* _THE PROBLEM_: In the listing below, find every line containing "text" and copy it out.

* _DATA EXTRACT_:
------------------------------------

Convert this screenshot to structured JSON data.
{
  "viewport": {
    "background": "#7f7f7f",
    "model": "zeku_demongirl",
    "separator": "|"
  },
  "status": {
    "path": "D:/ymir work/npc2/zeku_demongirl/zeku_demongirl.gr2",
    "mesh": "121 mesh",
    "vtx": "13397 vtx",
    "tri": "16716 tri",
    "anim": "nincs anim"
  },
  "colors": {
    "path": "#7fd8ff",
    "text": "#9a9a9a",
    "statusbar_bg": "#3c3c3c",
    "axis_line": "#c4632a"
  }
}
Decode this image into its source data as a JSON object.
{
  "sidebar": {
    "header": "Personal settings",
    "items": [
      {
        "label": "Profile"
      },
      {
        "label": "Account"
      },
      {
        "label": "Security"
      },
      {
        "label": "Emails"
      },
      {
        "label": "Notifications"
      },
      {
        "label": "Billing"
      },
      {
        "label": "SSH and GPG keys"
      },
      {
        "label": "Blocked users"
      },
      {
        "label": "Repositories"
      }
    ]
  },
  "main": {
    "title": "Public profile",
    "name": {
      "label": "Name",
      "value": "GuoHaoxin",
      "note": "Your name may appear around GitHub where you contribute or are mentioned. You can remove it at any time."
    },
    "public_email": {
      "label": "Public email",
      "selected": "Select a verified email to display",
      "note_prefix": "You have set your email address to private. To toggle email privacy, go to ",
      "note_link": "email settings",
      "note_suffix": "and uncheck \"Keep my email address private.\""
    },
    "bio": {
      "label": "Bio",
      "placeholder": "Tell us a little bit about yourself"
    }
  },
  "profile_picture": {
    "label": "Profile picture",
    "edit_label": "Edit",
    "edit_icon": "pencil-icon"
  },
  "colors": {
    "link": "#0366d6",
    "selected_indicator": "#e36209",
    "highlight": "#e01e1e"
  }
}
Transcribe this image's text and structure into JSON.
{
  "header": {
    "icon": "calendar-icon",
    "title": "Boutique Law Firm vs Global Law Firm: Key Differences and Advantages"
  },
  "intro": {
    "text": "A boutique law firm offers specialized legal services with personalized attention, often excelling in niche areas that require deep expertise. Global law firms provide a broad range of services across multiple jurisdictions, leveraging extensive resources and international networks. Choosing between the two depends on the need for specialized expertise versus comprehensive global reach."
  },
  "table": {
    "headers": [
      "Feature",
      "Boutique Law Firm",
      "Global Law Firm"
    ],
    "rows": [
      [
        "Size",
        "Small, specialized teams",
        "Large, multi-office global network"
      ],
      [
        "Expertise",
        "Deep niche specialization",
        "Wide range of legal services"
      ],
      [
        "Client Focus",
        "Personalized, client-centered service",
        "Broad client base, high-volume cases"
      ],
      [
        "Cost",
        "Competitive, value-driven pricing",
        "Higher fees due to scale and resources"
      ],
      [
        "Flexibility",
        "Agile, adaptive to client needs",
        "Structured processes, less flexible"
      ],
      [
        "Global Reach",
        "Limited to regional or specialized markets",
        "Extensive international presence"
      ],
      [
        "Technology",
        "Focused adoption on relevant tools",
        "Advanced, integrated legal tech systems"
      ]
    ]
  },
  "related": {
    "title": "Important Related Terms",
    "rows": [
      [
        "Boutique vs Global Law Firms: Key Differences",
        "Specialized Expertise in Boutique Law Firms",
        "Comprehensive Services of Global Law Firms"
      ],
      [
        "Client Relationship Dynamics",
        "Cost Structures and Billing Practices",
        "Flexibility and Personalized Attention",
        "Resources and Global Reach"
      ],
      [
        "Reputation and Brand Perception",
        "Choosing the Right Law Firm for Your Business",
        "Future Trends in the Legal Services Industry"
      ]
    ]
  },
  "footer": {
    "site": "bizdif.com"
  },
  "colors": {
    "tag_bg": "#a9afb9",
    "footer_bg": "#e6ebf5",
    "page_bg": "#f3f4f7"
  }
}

------------------------------------

* _FINAL RESULT_:
    "text": "#9a9a9a",
Transcribe this image's text and structure into JSON.
    "text": "A boutique law firm offers specialized legal services with personalized attention, often excelling in niche areas that require deep expertise. Global law firms provide a broad range of services across multiple jurisdictions, leveraging extensive resources and international networks. Choosing between the two depends on the need for specialized expertise versus comprehensive global reach."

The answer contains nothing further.